Exercise description: Copy every record below exactly as written, but leave out the pictures.

>>>

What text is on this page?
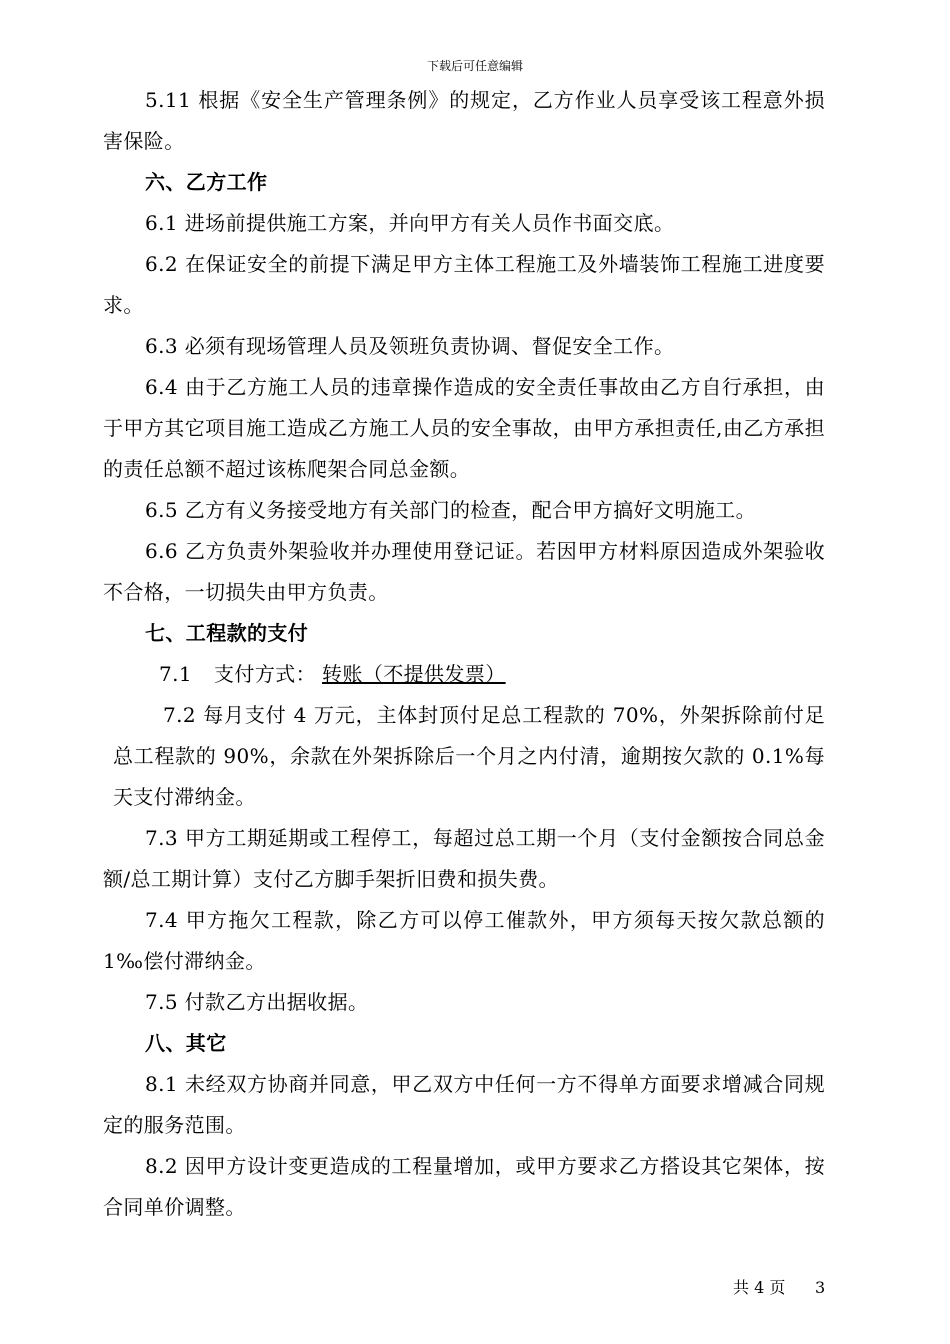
下载后可任意编辑

5.11 根据《安全生产管理条例》的规定，乙方作业人员享受该工程意外损害保险。

六、乙方工作

6.1 进场前提供施工方案，并向甲方有关人员作书面交底。

6.2 在保证安全的前提下满足甲方主体工程施工及外墙装饰工程施工进度要求。

6.3 必须有现场管理人员及领班负责协调、督促安全工作。

6.4 由于乙方施工人员的违章操作造成的安全责任事故由乙方自行承担，由于甲方其它项目施工造成乙方施工人员的安全事故，由甲方承担责任,由乙方承担的责任总额不超过该栋爬架合同总金额。

6.5 乙方有义务接受地方有关部门的检查，配合甲方搞好文明施工。

6.6 乙方负责外架验收并办理使用登记证。若因甲方材料原因造成外架验收不合格，一切损失由甲方负责。

七、工程款的支付

7.1 支付方式： 转账（不提供发票）

7.2 每月支付 4 万元，主体封顶付足总工程款的 70%，外架拆除前付足总工程款的 90%，余款在外架拆除后一个月之内付清，逾期按欠款的 0.1%每天支付滞纳金。

7.3 甲方工期延期或工程停工，每超过总工期一个月（支付金额按合同总金额/总工期计算）支付乙方脚手架折旧费和损失费。

7.4 甲方拖欠工程款，除乙方可以停工催款外，甲方须每天按欠款总额的 1‰偿付滞纳金。

7.5 付款乙方出据收据。

八、其它

8.1 未经双方协商并同意，甲乙双方中任何一方不得单方面要求增减合同规定的服务范围。

8.2 因甲方设计变更造成的工程量增加，或甲方要求乙方搭设其它架体，按合同单价调整。

共 4 页 3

<<<

Task output:
What text is on this page?
下载后可任意编辑

5.11 根据《安全生产管理条例》的规定，乙方作业人员享受该工程意外损害保险。

六、乙方工作

6.1 进场前提供施工方案，并向甲方有关人员作书面交底。

6.2 在保证安全的前提下满足甲方主体工程施工及外墙装饰工程施工进度要求。

6.3 必须有现场管理人员及领班负责协调、督促安全工作。

6.4 由于乙方施工人员的违章操作造成的安全责任事故由乙方自行承担，由于甲方其它项目施工造成乙方施工人员的安全事故，由甲方承担责任,由乙方承担的责任总额不超过该栋爬架合同总金额。

6.5 乙方有义务接受地方有关部门的检查，配合甲方搞好文明施工。

6.6 乙方负责外架验收并办理使用登记证。若因甲方材料原因造成外架验收不合格，一切损失由甲方负责。

七、工程款的支付

7.1 支付方式： 转账（不提供发票）

7.2 每月支付 4 万元，主体封顶付足总工程款的 70%，外架拆除前付足总工程款的 90%，余款在外架拆除后一个月之内付清，逾期按欠款的 0.1%每天支付滞纳金。

7.3 甲方工期延期或工程停工，每超过总工期一个月（支付金额按合同总金额/总工期计算）支付乙方脚手架折旧费和损失费。

7.4 甲方拖欠工程款，除乙方可以停工催款外，甲方须每天按欠款总额的 1‰偿付滞纳金。

7.5 付款乙方出据收据。

八、其它

8.1 未经双方协商并同意，甲乙双方中任何一方不得单方面要求增减合同规定的服务范围。

8.2 因甲方设计变更造成的工程量增加，或甲方要求乙方搭设其它架体，按合同单价调整。

共 4 页 3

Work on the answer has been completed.